*CHALLENGE*:
Give back the full listing, character for character, with no pictures.

*MATERIAL TO PROCESS*:

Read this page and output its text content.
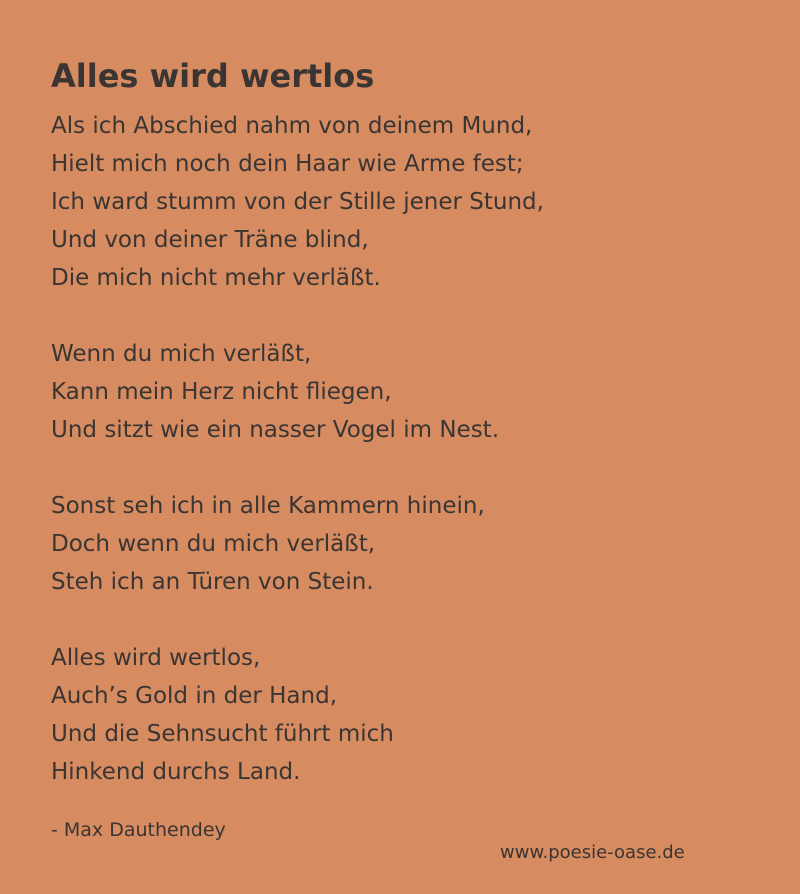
Alles wird wertlos
Als ich Abschied nahm von deinem Mund,
Hielt mich noch dein Haar wie Arme fest;
Ich ward stumm von der Stille jener Stund,
Und von deiner Träne blind,
Die mich nicht mehr verläßt.
Wenn du mich verläßt,
Kann mein Herz nicht fliegen,
Und sitzt wie ein nasser Vogel im Nest.
Sonst seh ich in alle Kammern hinein,
Doch wenn du mich verläßt,
Steh ich an Türen von Stein.
Alles wird wertlos,
Auch’s Gold in der Hand,
Und die Sehnsucht führt mich
Hinkend durchs Land.
- Max Dauthendey
www.poesie-oase.de
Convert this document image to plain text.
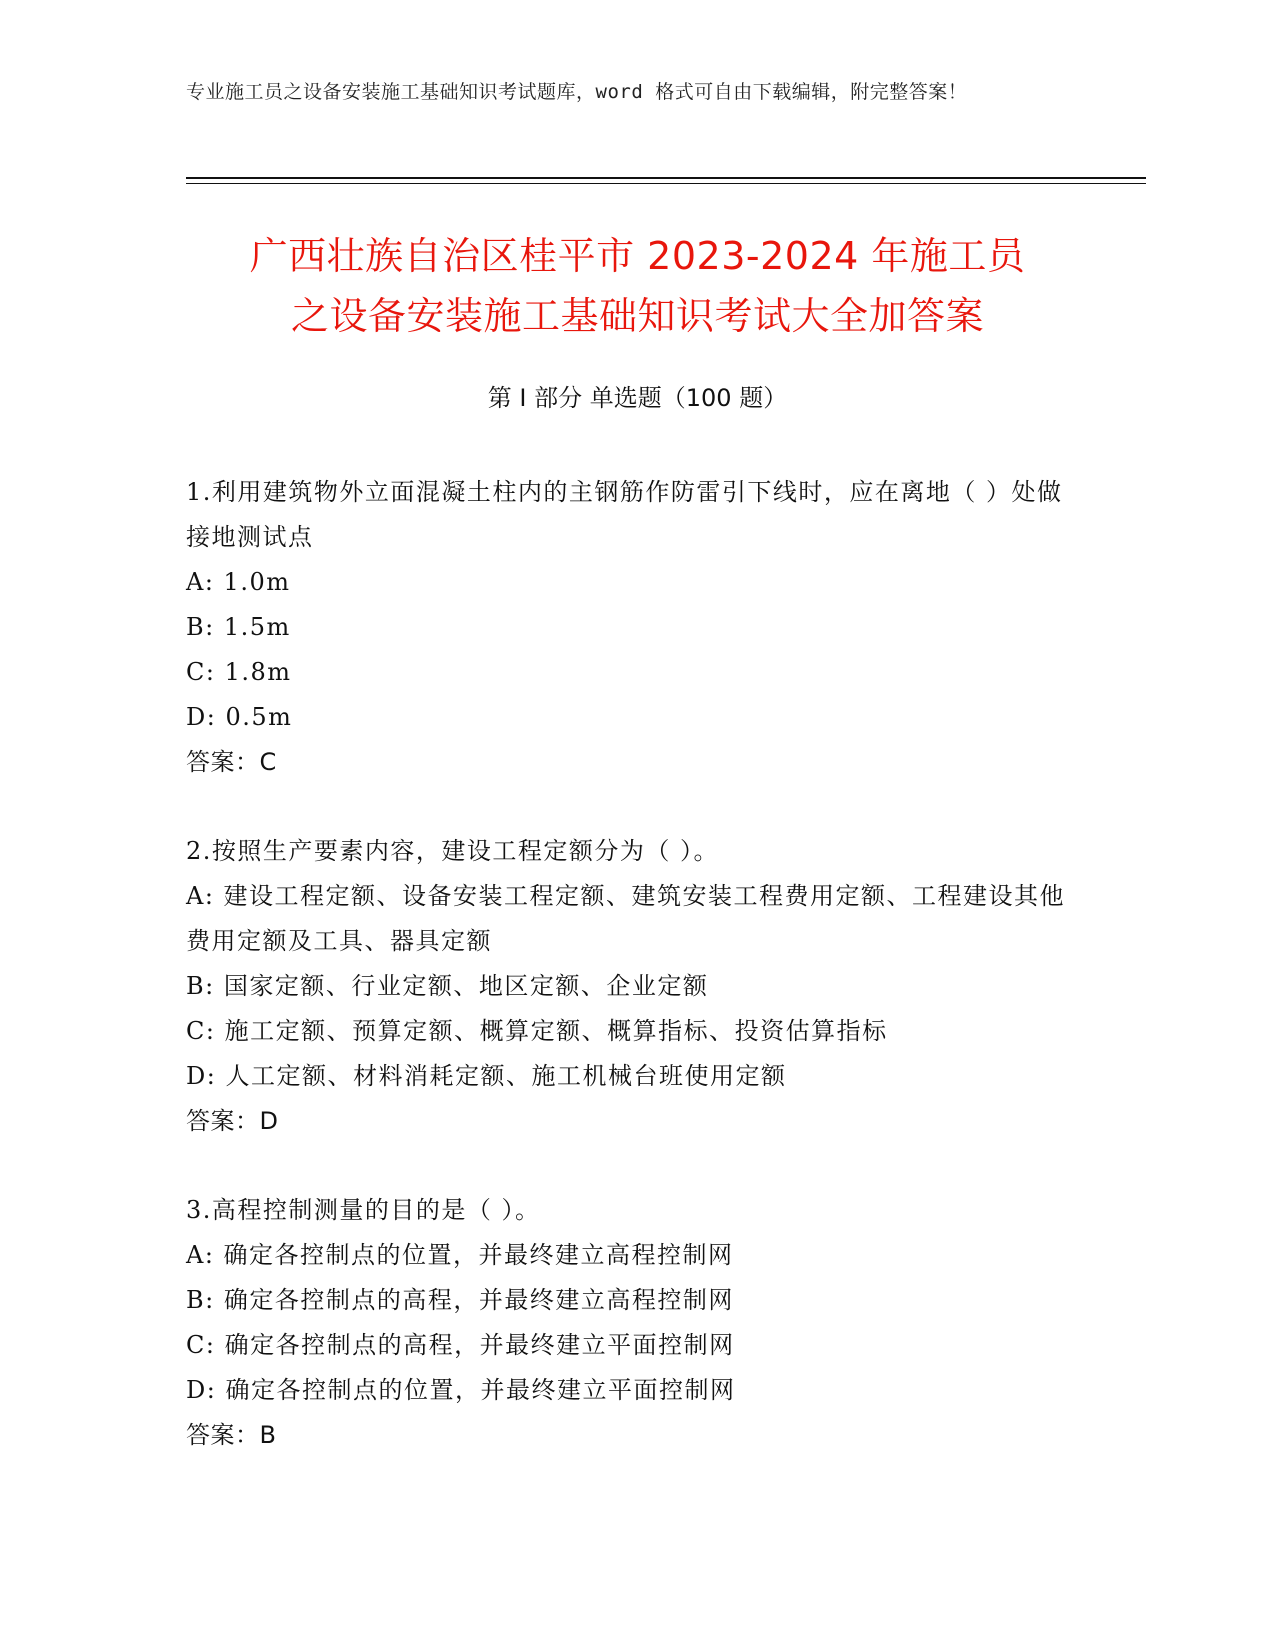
专业施工员之设备安装施工基础知识考试题库，word 格式可自由下载编辑，附完整答案！
广西壮族自治区桂平市 2023-2024 年施工员
之设备安装施工基础知识考试大全加答案
第 I 部分 单选题（100 题）
1.利用建筑物外立面混凝土柱内的主钢筋作防雷引下线时，应在离地（ ）处做接地测试点
A: 1.0m
B: 1.5m
C: 1.8m
D: 0.5m
答案：C
2.按照生产要素内容，建设工程定额分为（ ）。
A: 建设工程定额、设备安装工程定额、建筑安装工程费用定额、工程建设其他费用定额及工具、器具定额
B: 国家定额、行业定额、地区定额、企业定额
C: 施工定额、预算定额、概算定额、概算指标、投资估算指标
D: 人工定额、材料消耗定额、施工机械台班使用定额
答案：D
3.高程控制测量的目的是（ ）。
A: 确定各控制点的位置，并最终建立高程控制网
B: 确定各控制点的高程，并最终建立高程控制网
C: 确定各控制点的高程，并最终建立平面控制网
D: 确定各控制点的位置，并最终建立平面控制网
答案：B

*EXERCISE RESULT*:
Read this page and output its text content.
Alles wird wertlos
Als ich Abschied nahm von deinem Mund,
Hielt mich noch dein Haar wie Arme fest;
Ich ward stumm von der Stille jener Stund,
Und von deiner Träne blind,
Die mich nicht mehr verläßt.
Wenn du mich verläßt,
Kann mein Herz nicht fliegen,
Und sitzt wie ein nasser Vogel im Nest.
Sonst seh ich in alle Kammern hinein,
Doch wenn du mich verläßt,
Steh ich an Türen von Stein.
Alles wird wertlos,
Auch’s Gold in der Hand,
Und die Sehnsucht führt mich
Hinkend durchs Land.
- Max Dauthendey
www.poesie-oase.de
Convert this document image to plain text.
专业施工员之设备安装施工基础知识考试题库，word 格式可自由下载编辑，附完整答案！
广西壮族自治区桂平市 2023-2024 年施工员
之设备安装施工基础知识考试大全加答案
第 I 部分 单选题（100 题）
1.利用建筑物外立面混凝土柱内的主钢筋作防雷引下线时，应在离地（ ）处做接地测试点
A: 1.0m
B: 1.5m
C: 1.8m
D: 0.5m
答案：C
2.按照生产要素内容，建设工程定额分为（ ）。
A: 建设工程定额、设备安装工程定额、建筑安装工程费用定额、工程建设其他费用定额及工具、器具定额
B: 国家定额、行业定额、地区定额、企业定额
C: 施工定额、预算定额、概算定额、概算指标、投资估算指标
D: 人工定额、材料消耗定额、施工机械台班使用定额
答案：D
3.高程控制测量的目的是（ ）。
A: 确定各控制点的位置，并最终建立高程控制网
B: 确定各控制点的高程，并最终建立高程控制网
C: 确定各控制点的高程，并最终建立平面控制网
D: 确定各控制点的位置，并最终建立平面控制网
答案：B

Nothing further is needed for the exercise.